**WHAT NEEDS TO BE DONE:** Can you print the data exactly and leave out each image?

**RECORDS FOR THE EXERCISE:**
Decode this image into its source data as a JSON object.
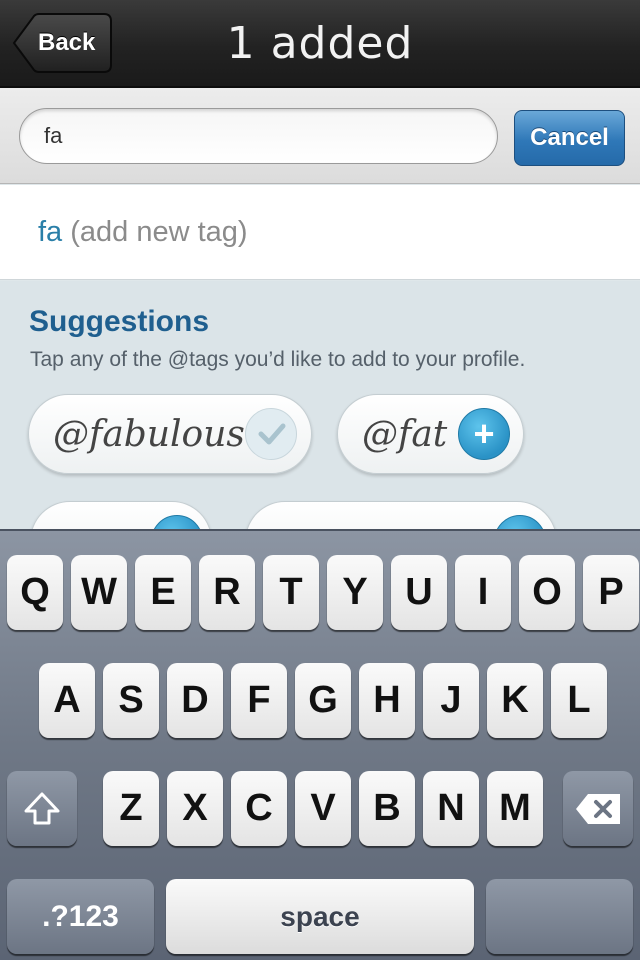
{
  "nav": {
    "back_label": "Back",
    "title": "1 added"
  },
  "search": {
    "value": "fa",
    "cancel_label": "Cancel"
  },
  "result": {
    "query": "fa",
    "hint": " (add new tag)"
  },
  "suggestions": {
    "title": "Suggestions",
    "subtitle": "Tap any of the @tags you’d like to add to your profile.",
    "tags": [
      {
        "label": "@fabulous",
        "state": "added",
        "icon": "check-icon"
      },
      {
        "label": "@fat",
        "state": "available",
        "icon": "plus-icon"
      }
    ]
  },
  "keyboard": {
    "row1": [
      "Q",
      "W",
      "E",
      "R",
      "T",
      "Y",
      "U",
      "I",
      "O",
      "P"
    ],
    "row2": [
      "A",
      "S",
      "D",
      "F",
      "G",
      "H",
      "J",
      "K",
      "L"
    ],
    "row3": [
      "Z",
      "X",
      "C",
      "V",
      "B",
      "N",
      "M"
    ],
    "shift_icon": "shift-icon",
    "delete_icon": "backspace-icon",
    "numbers_label": ".?123",
    "space_label": "space"
  },
  "colors": {
    "accent": "#2a7fa8",
    "title_blue": "#1f5f8f",
    "cancel_blue": "#2f78b8",
    "plus_blue": "#2a92c6"
  }
}
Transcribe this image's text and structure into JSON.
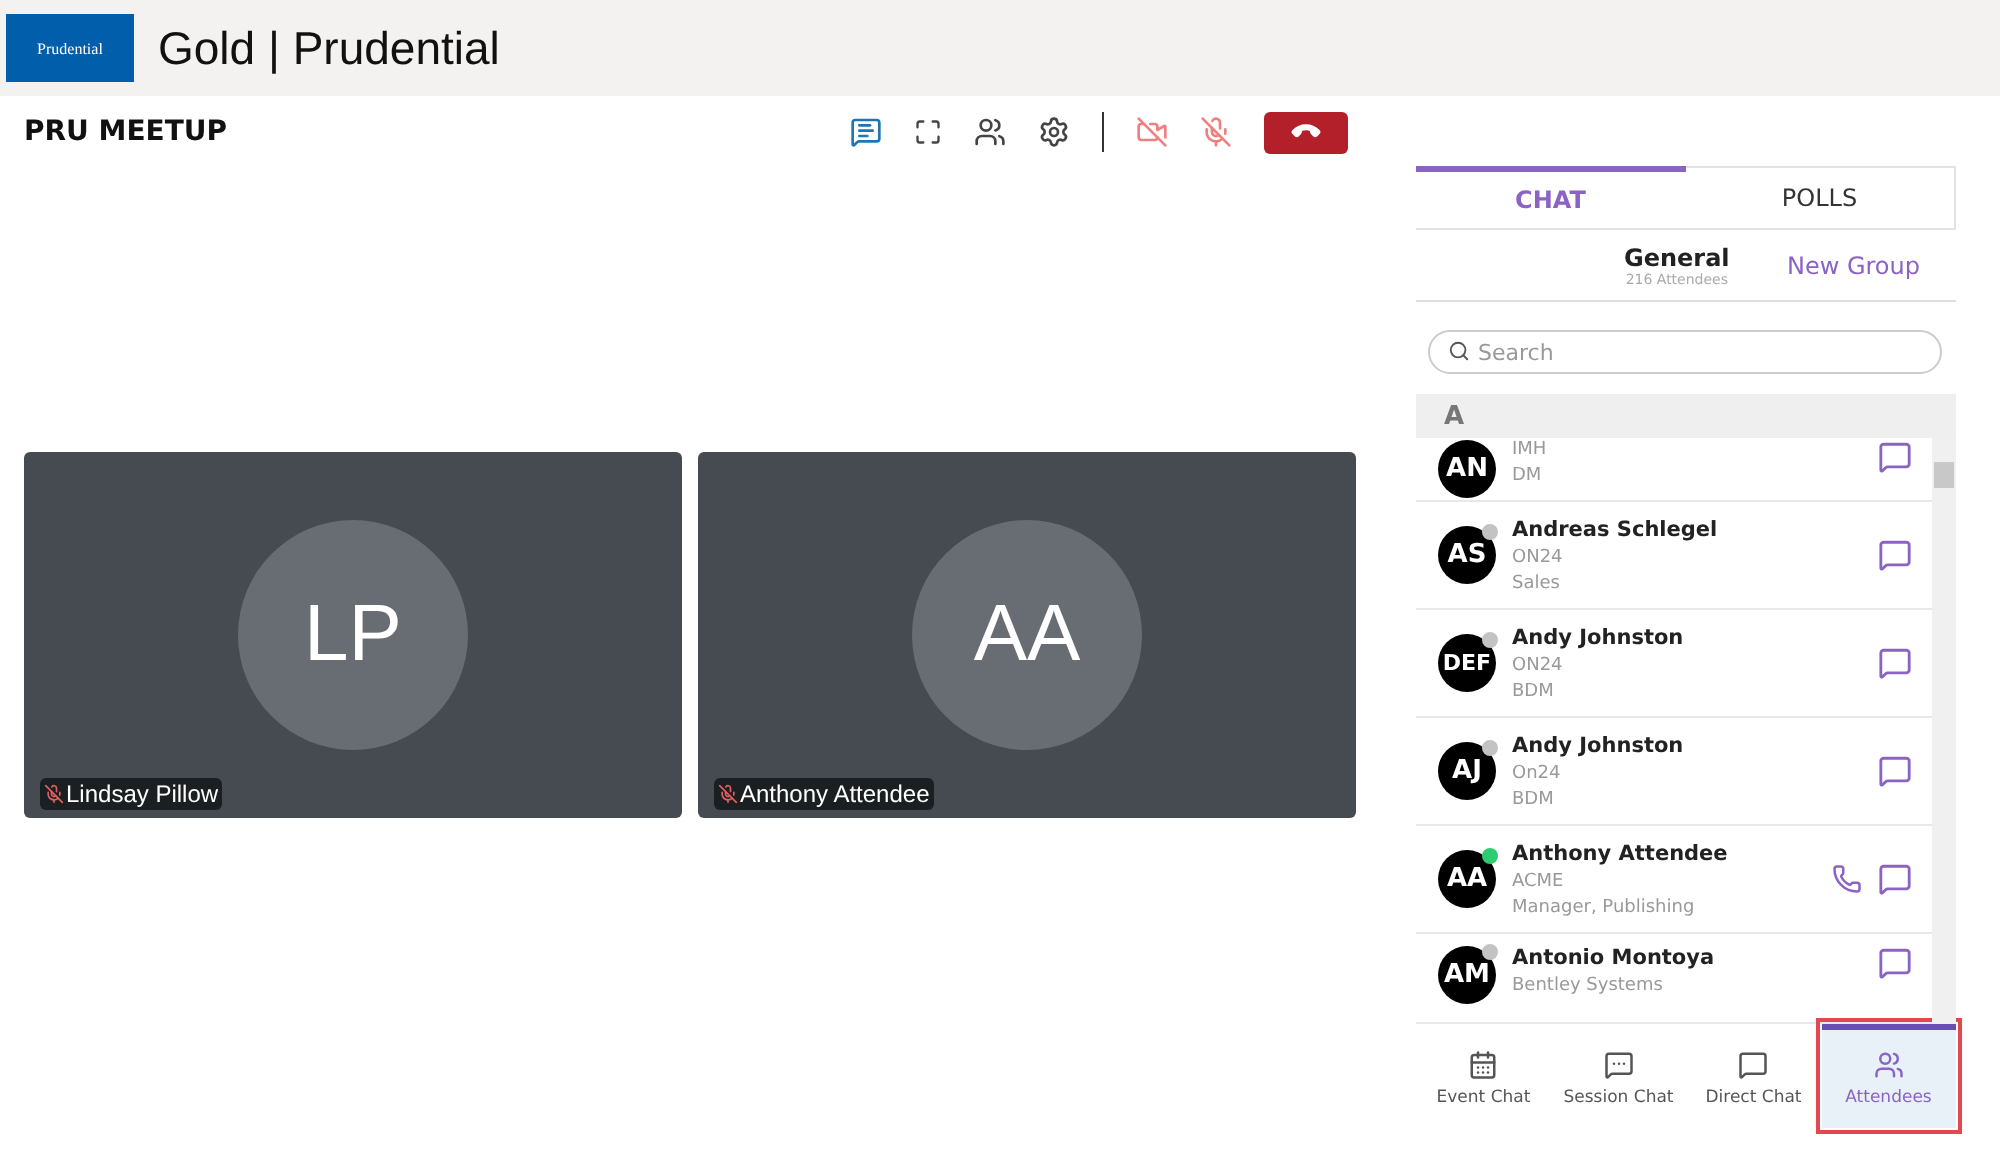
{
  "header": {
    "logo": "Prudential",
    "title": "Gold | Prudential"
  },
  "meeting": {
    "title": "PRU MEETUP"
  },
  "toolbar": [
    {
      "kind": "chat",
      "active": true
    },
    {
      "kind": "fullscreen",
      "active": false
    },
    {
      "kind": "people",
      "active": false
    },
    {
      "kind": "settings",
      "active": false
    },
    {
      "kind": "camera",
      "muted": true
    },
    {
      "kind": "mic",
      "muted": true
    },
    {
      "kind": "hangup"
    }
  ],
  "videos": [
    {
      "initials": "LP",
      "name": "Lindsay Pillow",
      "muted": true
    },
    {
      "initials": "AA",
      "name": "Anthony Attendee",
      "muted": true
    }
  ],
  "panel": {
    "tabs": [
      {
        "label": "CHAT",
        "selected": true
      },
      {
        "label": "POLLS",
        "selected": false
      }
    ],
    "group": {
      "name": "General",
      "count": "216 Attendees",
      "action": "New Group"
    },
    "search": {
      "placeholder": "Search"
    },
    "section": "A",
    "attendees": [
      {
        "initials": "AN",
        "org": "IMH",
        "role": "DM"
      },
      {
        "initials": "AS",
        "name": "Andreas Schlegel",
        "org": "ON24",
        "role": "Sales",
        "online": false,
        "call": false
      },
      {
        "initials": "DEF",
        "name": "Andy Johnston",
        "org": "ON24",
        "role": "BDM",
        "online": false,
        "call": false
      },
      {
        "initials": "AJ",
        "name": "Andy Johnston",
        "org": "On24",
        "role": "BDM",
        "online": false,
        "call": false
      },
      {
        "initials": "AA",
        "name": "Anthony Attendee",
        "org": "ACME",
        "role": "Manager, Publishing",
        "online": true,
        "call": true
      },
      {
        "initials": "AM",
        "name": "Antonio Montoya",
        "org": "Bentley Systems",
        "online": false,
        "call": false
      }
    ]
  },
  "bottom_nav": [
    {
      "kind": "event",
      "label": "Event Chat",
      "selected": false,
      "highlighted": false
    },
    {
      "kind": "session",
      "label": "Session Chat",
      "selected": false,
      "highlighted": false
    },
    {
      "kind": "direct",
      "label": "Direct Chat",
      "selected": false,
      "highlighted": false
    },
    {
      "kind": "attendees",
      "label": "Attendees",
      "selected": true,
      "highlighted": true
    }
  ]
}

**OUTPUT OF THE EXERCISE:**
Decode this image into its source data as a JSON object.
{
  "nav": {
    "back_label": "Back",
    "title": "1 added"
  },
  "search": {
    "value": "fa",
    "cancel_label": "Cancel"
  },
  "result": {
    "query": "fa",
    "hint": " (add new tag)"
  },
  "suggestions": {
    "title": "Suggestions",
    "subtitle": "Tap any of the @tags you’d like to add to your profile.",
    "tags": [
      {
        "label": "@fabulous",
        "state": "added",
        "icon": "check-icon"
      },
      {
        "label": "@fat",
        "state": "available",
        "icon": "plus-icon"
      }
    ]
  },
  "keyboard": {
    "row1": [
      "Q",
      "W",
      "E",
      "R",
      "T",
      "Y",
      "U",
      "I",
      "O",
      "P"
    ],
    "row2": [
      "A",
      "S",
      "D",
      "F",
      "G",
      "H",
      "J",
      "K",
      "L"
    ],
    "row3": [
      "Z",
      "X",
      "C",
      "V",
      "B",
      "N",
      "M"
    ],
    "shift_icon": "shift-icon",
    "delete_icon": "backspace-icon",
    "numbers_label": ".?123",
    "space_label": "space"
  },
  "colors": {
    "accent": "#2a7fa8",
    "title_blue": "#1f5f8f",
    "cancel_blue": "#2f78b8",
    "plus_blue": "#2a92c6"
  }
}
Transcribe this image's text and structure into JSON.
{
  "header": {
    "logo": "Prudential",
    "title": "Gold | Prudential"
  },
  "meeting": {
    "title": "PRU MEETUP"
  },
  "toolbar": [
    {
      "kind": "chat",
      "active": true
    },
    {
      "kind": "fullscreen",
      "active": false
    },
    {
      "kind": "people",
      "active": false
    },
    {
      "kind": "settings",
      "active": false
    },
    {
      "kind": "camera",
      "muted": true
    },
    {
      "kind": "mic",
      "muted": true
    },
    {
      "kind": "hangup"
    }
  ],
  "videos": [
    {
      "initials": "LP",
      "name": "Lindsay Pillow",
      "muted": true
    },
    {
      "initials": "AA",
      "name": "Anthony Attendee",
      "muted": true
    }
  ],
  "panel": {
    "tabs": [
      {
        "label": "CHAT",
        "selected": true
      },
      {
        "label": "POLLS",
        "selected": false
      }
    ],
    "group": {
      "name": "General",
      "count": "216 Attendees",
      "action": "New Group"
    },
    "search": {
      "placeholder": "Search"
    },
    "section": "A",
    "attendees": [
      {
        "initials": "AN",
        "org": "IMH",
        "role": "DM"
      },
      {
        "initials": "AS",
        "name": "Andreas Schlegel",
        "org": "ON24",
        "role": "Sales",
        "online": false,
        "call": false
      },
      {
        "initials": "DEF",
        "name": "Andy Johnston",
        "org": "ON24",
        "role": "BDM",
        "online": false,
        "call": false
      },
      {
        "initials": "AJ",
        "name": "Andy Johnston",
        "org": "On24",
        "role": "BDM",
        "online": false,
        "call": false
      },
      {
        "initials": "AA",
        "name": "Anthony Attendee",
        "org": "ACME",
        "role": "Manager, Publishing",
        "online": true,
        "call": true
      },
      {
        "initials": "AM",
        "name": "Antonio Montoya",
        "org": "Bentley Systems",
        "online": false,
        "call": false
      }
    ]
  },
  "bottom_nav": [
    {
      "kind": "event",
      "label": "Event Chat",
      "selected": false,
      "highlighted": false
    },
    {
      "kind": "session",
      "label": "Session Chat",
      "selected": false,
      "highlighted": false
    },
    {
      "kind": "direct",
      "label": "Direct Chat",
      "selected": false,
      "highlighted": false
    },
    {
      "kind": "attendees",
      "label": "Attendees",
      "selected": true,
      "highlighted": true
    }
  ]
}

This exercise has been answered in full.